* **Set exercise**
Filter the records for lines holding the string "container".

>>>

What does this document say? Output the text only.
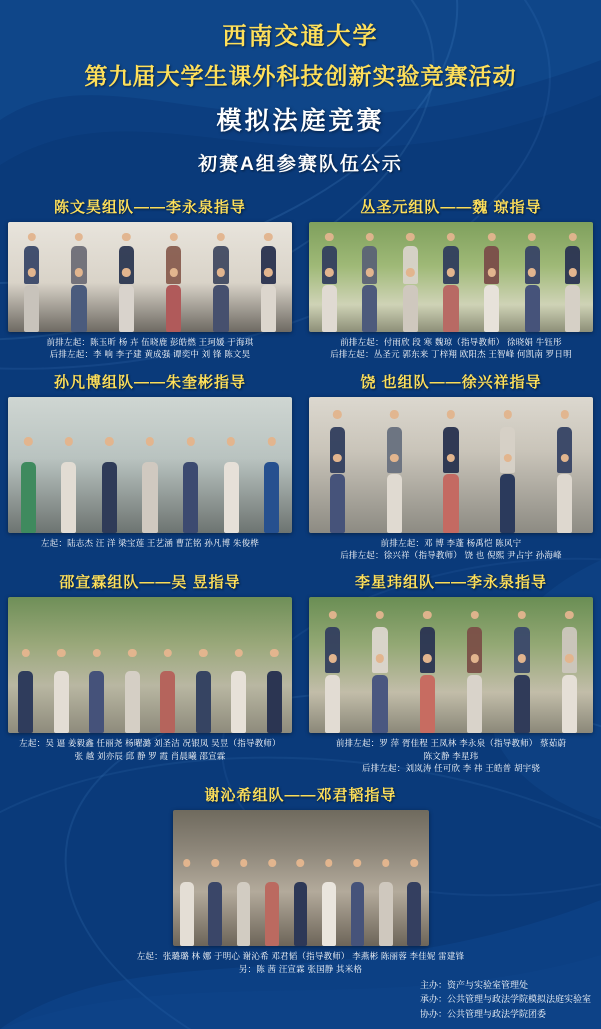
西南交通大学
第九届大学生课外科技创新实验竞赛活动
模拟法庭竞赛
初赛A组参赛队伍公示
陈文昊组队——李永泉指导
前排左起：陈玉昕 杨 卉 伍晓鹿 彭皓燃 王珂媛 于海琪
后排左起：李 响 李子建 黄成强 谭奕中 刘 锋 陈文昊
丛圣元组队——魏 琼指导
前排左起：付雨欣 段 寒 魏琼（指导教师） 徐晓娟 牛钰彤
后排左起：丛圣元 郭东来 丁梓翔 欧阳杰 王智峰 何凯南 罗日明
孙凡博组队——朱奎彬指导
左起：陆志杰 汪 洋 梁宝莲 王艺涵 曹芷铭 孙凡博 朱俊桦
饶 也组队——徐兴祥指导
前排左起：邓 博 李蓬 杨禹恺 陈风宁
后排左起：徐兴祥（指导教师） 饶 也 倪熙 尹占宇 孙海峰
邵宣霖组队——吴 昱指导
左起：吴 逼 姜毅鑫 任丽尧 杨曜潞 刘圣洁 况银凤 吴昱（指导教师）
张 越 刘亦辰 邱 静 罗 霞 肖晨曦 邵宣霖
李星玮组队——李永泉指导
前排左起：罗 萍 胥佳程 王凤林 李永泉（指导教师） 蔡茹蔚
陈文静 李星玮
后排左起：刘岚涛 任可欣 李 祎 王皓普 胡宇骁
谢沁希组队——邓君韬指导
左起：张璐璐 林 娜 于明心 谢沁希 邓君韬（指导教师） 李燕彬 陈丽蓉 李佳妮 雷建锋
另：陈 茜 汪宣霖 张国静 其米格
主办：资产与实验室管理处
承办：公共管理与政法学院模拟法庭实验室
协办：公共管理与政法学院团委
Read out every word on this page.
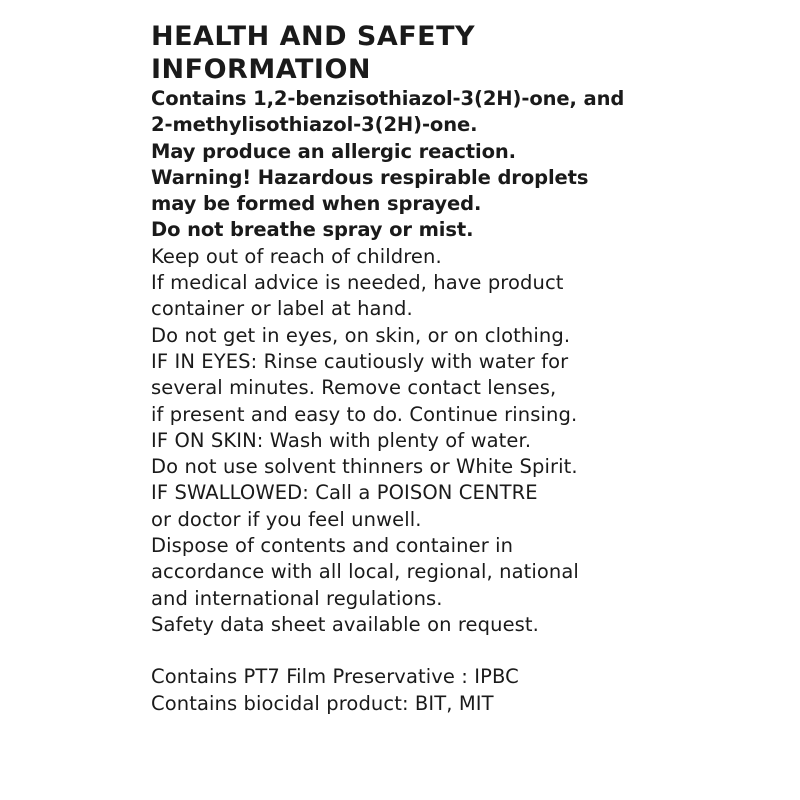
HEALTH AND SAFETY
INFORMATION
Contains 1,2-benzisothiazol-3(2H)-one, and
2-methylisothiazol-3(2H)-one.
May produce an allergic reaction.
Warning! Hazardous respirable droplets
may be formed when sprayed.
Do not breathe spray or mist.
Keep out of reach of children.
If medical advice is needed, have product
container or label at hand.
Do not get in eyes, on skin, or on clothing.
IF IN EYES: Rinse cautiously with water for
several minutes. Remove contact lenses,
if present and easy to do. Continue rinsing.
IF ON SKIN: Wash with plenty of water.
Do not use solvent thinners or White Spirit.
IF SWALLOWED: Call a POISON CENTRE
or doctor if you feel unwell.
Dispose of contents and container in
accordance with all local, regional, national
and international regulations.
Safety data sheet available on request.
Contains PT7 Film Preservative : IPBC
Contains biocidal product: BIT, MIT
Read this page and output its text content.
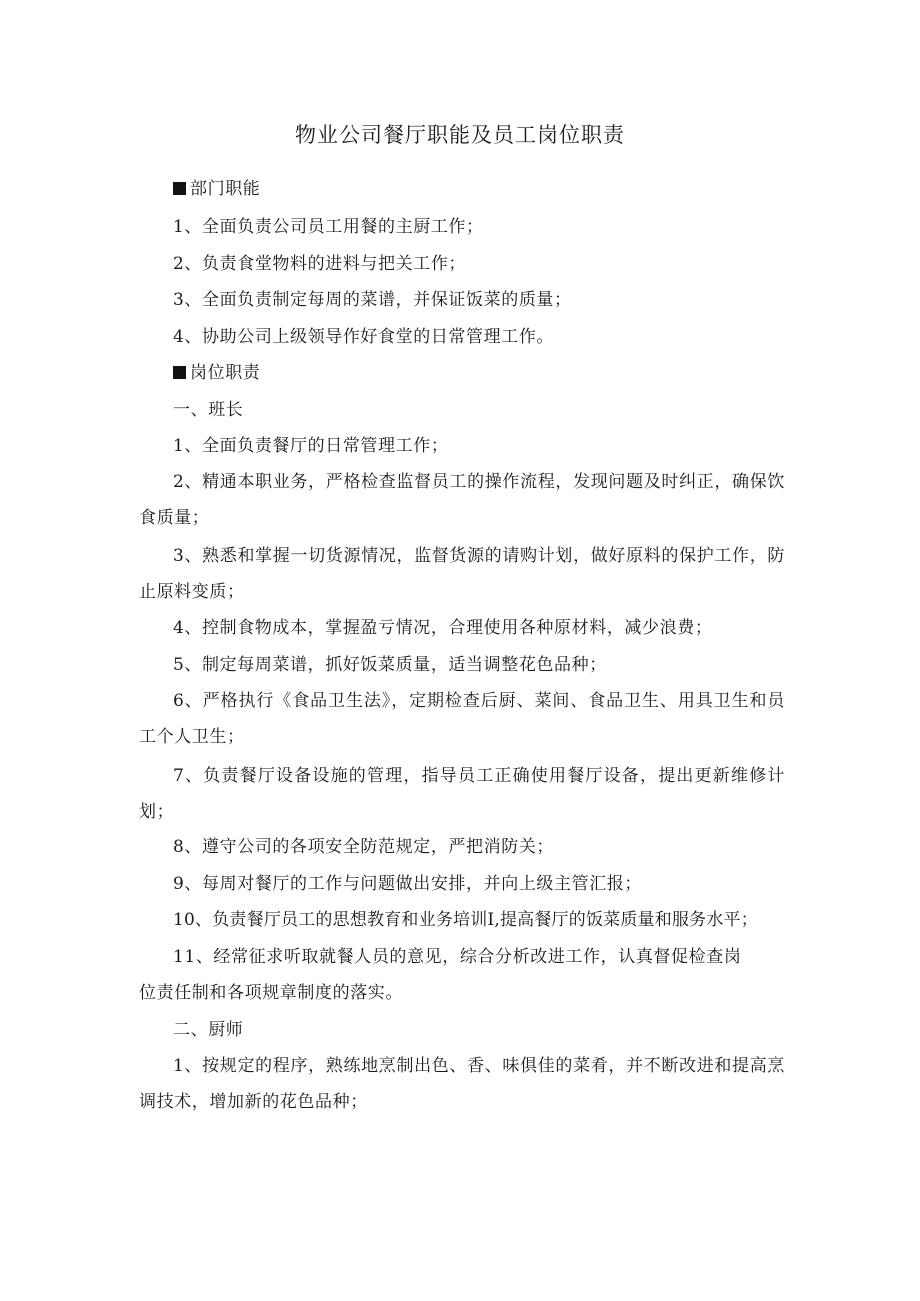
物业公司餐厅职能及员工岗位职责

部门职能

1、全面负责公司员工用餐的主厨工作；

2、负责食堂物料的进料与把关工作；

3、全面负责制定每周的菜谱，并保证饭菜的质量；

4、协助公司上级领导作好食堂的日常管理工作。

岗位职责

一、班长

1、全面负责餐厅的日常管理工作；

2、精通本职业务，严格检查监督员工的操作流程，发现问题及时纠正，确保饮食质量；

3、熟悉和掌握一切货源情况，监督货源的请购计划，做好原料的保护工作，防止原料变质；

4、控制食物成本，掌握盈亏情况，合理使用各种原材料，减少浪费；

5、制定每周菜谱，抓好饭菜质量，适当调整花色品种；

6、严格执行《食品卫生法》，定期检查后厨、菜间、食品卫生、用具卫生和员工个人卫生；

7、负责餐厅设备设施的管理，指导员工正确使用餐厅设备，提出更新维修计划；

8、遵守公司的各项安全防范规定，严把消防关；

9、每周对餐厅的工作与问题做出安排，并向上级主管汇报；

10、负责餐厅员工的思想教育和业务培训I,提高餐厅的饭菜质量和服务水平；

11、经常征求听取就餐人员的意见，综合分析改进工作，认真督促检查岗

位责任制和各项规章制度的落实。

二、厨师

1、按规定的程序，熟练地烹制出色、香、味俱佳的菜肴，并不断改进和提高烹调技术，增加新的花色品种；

<<<

* **Output for this exercise**
container or label at hand.
Dispose of contents and container in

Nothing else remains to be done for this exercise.